## Work to be completed:
Repeat all of the data precisely.

___ Data lines

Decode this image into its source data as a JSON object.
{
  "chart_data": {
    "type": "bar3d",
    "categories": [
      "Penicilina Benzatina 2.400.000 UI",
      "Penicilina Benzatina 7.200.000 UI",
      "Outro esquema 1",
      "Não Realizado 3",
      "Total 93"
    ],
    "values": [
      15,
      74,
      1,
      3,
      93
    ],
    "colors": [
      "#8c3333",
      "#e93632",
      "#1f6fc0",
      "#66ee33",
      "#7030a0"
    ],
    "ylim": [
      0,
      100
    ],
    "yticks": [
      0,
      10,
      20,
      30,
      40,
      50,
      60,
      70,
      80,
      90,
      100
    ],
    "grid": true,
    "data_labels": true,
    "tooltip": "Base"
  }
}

______

## Result of this task:
Decode this image into its source data as a JSON object.
{
  "chart_data": {
    "type": "bar3d",
    "categories": [
      "Penicilina Benzatina 2.400.000 UI",
      "Penicilina Benzatina 7.200.000 UI",
      "Outro esquema 1",
      "Não Realizado 3",
      "Total 93"
    ],
    "values": [
      15,
      74,
      1,
      3,
      93
    ],
    "colors": [
      "#8c3333",
      "#e93632",
      "#1f6fc0",
      "#66ee33",
      "#7030a0"
    ],
    "ylim": [
      0,
      100
    ],
    "yticks": [
      0,
      10,
      20,
      30,
      40,
      50,
      60,
      70,
      80,
      90,
      100
    ],
    "grid": true,
    "data_labels": true,
    "tooltip": "Base"
  }
}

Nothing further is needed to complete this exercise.